Task details. Look through the lines below and extract each one that contains "requested".

(Dataset records)
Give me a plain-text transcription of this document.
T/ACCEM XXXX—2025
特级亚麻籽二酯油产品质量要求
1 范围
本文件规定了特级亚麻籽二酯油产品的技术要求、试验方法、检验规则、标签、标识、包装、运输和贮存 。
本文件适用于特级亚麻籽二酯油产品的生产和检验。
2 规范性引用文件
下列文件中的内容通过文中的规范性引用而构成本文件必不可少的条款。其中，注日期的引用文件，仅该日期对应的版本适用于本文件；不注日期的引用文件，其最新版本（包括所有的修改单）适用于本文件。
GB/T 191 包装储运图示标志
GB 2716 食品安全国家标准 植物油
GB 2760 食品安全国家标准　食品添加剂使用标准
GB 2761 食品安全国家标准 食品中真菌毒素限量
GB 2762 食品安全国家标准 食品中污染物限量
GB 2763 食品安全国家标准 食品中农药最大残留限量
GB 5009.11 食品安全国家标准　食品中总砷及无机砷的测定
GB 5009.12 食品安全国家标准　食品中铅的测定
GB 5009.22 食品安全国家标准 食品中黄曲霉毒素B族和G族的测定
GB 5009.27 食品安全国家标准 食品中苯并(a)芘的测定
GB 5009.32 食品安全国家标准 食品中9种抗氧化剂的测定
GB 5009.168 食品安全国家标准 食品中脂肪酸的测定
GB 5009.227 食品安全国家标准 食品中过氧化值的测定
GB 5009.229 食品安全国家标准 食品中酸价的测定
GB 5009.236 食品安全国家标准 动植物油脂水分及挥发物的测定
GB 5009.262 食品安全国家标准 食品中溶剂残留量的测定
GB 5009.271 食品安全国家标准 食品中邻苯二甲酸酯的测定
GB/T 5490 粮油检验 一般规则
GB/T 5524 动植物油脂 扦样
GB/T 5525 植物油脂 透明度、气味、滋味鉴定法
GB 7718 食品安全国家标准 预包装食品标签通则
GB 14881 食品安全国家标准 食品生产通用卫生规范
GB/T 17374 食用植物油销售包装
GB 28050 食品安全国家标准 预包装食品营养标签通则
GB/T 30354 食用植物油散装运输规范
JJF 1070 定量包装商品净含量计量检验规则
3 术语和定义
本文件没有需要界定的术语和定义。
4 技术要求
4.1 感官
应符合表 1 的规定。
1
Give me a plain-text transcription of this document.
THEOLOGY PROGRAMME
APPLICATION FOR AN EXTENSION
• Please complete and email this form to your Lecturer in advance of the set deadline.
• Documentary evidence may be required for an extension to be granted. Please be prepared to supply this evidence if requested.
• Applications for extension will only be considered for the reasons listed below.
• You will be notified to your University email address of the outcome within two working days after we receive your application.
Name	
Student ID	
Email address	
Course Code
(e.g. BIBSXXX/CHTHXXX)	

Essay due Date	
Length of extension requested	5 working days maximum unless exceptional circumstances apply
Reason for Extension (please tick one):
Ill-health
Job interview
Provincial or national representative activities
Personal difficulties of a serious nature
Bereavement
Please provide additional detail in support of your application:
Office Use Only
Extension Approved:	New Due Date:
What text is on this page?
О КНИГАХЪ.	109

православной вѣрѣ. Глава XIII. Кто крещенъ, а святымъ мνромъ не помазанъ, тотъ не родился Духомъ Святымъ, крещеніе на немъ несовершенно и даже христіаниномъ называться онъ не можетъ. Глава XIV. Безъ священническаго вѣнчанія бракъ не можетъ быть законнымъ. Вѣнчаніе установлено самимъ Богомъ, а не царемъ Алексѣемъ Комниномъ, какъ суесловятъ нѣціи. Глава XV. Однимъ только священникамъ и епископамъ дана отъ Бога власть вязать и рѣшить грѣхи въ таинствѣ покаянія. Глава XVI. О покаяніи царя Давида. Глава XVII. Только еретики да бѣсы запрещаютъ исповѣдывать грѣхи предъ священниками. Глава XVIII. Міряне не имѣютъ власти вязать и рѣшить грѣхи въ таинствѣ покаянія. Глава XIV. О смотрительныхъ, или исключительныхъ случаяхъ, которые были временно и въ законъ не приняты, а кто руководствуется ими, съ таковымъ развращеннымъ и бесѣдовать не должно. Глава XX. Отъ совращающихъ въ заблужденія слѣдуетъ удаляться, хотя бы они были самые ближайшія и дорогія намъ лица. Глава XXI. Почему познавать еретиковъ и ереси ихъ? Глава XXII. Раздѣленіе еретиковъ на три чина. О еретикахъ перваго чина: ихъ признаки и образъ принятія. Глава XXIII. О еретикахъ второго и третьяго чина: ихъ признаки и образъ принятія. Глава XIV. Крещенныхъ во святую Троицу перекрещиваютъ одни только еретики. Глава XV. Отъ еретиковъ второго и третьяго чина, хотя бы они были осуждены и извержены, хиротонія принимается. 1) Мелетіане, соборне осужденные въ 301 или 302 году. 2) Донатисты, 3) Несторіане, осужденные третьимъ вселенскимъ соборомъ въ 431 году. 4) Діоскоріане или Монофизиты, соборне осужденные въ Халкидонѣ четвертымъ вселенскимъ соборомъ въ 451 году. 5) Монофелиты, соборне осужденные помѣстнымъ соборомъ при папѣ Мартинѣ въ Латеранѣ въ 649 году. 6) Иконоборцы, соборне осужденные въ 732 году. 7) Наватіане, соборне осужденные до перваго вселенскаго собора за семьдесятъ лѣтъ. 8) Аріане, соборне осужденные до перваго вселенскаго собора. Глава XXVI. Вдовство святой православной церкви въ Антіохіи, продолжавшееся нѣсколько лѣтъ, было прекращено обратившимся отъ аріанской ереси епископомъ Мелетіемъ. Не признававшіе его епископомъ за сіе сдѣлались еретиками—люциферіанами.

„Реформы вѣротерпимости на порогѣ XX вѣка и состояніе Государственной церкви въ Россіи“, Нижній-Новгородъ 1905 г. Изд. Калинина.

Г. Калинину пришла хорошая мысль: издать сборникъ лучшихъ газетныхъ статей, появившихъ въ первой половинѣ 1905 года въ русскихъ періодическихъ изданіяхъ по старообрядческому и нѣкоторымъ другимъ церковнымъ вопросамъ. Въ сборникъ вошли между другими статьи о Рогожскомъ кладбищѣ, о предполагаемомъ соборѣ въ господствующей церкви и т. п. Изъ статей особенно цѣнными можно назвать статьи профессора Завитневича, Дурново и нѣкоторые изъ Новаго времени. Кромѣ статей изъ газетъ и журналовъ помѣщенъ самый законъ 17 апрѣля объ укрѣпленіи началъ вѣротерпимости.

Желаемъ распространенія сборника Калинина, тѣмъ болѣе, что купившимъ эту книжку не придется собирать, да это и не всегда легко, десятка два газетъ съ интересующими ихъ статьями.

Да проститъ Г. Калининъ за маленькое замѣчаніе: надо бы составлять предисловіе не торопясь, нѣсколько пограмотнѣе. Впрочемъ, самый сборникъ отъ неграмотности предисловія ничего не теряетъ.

Exercise answer.
• Documentary evidence may be required for an extension to be granted. Please be prepared to supply this evidence if requested.
Length of extension requested	5 working days maximum unless exceptional circumstances apply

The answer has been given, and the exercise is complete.